_WHAT YOU HAVE TO DO_. Copy the rows below word for word, from the very first one through the line holding "138, 1064, 154]", with both ends included.

++++

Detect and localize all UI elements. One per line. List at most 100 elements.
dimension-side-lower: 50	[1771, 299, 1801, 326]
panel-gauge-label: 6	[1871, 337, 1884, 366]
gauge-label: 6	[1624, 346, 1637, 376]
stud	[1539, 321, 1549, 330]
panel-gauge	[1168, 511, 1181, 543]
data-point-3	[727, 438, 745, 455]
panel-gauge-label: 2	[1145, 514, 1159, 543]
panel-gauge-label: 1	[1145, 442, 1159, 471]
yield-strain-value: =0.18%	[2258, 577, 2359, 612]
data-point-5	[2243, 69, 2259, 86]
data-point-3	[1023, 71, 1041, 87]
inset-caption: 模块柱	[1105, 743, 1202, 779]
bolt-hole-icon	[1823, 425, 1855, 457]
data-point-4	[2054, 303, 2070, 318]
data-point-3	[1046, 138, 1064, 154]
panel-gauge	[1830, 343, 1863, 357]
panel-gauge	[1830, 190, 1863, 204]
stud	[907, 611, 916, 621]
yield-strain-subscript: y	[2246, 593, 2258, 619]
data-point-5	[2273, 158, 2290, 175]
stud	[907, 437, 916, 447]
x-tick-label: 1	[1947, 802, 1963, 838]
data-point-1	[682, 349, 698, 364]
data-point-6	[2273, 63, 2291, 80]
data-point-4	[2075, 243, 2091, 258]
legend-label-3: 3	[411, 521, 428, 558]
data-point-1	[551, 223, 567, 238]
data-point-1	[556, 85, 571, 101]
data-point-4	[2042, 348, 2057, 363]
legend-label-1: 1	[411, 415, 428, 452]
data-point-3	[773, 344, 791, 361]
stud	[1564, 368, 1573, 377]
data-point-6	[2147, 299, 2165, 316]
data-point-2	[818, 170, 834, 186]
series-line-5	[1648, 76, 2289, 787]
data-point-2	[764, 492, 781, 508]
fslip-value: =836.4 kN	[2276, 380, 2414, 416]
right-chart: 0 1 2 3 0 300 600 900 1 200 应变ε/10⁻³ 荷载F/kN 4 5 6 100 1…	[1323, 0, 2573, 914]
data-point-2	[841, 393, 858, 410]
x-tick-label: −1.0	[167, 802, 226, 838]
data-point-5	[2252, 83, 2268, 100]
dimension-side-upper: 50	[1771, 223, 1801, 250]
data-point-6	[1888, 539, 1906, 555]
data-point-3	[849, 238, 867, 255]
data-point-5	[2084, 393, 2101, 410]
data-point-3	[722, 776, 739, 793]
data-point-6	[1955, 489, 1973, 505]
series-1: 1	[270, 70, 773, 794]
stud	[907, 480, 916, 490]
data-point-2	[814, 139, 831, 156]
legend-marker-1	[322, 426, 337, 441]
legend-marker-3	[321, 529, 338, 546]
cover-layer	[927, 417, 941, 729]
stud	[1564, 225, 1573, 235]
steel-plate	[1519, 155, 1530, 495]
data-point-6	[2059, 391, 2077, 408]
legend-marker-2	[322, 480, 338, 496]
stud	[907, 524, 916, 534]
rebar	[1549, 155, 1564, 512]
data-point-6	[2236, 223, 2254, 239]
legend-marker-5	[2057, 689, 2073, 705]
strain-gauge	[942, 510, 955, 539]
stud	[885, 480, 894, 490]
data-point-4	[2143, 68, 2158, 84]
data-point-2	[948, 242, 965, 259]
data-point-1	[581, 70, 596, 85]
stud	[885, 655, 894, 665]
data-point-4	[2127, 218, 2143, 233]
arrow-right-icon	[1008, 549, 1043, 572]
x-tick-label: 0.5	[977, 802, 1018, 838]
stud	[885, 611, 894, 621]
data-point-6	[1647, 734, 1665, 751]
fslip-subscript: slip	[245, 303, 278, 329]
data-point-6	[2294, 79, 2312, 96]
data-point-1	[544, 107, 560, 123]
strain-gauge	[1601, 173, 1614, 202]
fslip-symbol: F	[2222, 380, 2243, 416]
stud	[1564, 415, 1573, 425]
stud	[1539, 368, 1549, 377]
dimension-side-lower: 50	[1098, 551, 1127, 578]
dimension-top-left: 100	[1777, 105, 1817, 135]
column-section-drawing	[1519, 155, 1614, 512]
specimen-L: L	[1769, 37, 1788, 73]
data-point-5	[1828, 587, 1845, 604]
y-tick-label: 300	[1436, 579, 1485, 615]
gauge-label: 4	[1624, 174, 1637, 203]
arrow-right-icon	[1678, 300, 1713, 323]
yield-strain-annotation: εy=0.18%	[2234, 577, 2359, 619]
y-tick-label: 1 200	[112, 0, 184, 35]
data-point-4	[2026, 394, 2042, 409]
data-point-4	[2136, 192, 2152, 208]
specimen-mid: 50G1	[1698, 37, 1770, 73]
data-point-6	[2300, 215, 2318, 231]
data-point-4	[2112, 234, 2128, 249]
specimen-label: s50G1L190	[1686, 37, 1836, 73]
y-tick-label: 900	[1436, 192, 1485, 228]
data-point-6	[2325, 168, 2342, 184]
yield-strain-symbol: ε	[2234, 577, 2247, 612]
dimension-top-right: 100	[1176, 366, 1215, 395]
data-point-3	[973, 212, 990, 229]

++++

_SOLVED PROBLEM_.
Detect and localize all UI elements. One per line. List at most 100 elements.
dimension-side-lower: 50	[1771, 299, 1801, 326]
panel-gauge-label: 6	[1871, 337, 1884, 366]
gauge-label: 6	[1624, 346, 1637, 376]
stud	[1539, 321, 1549, 330]
panel-gauge	[1168, 511, 1181, 543]
data-point-3	[727, 438, 745, 455]
panel-gauge-label: 2	[1145, 514, 1159, 543]
panel-gauge-label: 1	[1145, 442, 1159, 471]
yield-strain-value: =0.18%	[2258, 577, 2359, 612]
data-point-5	[2243, 69, 2259, 86]
data-point-3	[1023, 71, 1041, 87]
inset-caption: 模块柱	[1105, 743, 1202, 779]
bolt-hole-icon	[1823, 425, 1855, 457]
data-point-4	[2054, 303, 2070, 318]
data-point-3	[1046, 138, 1064, 154]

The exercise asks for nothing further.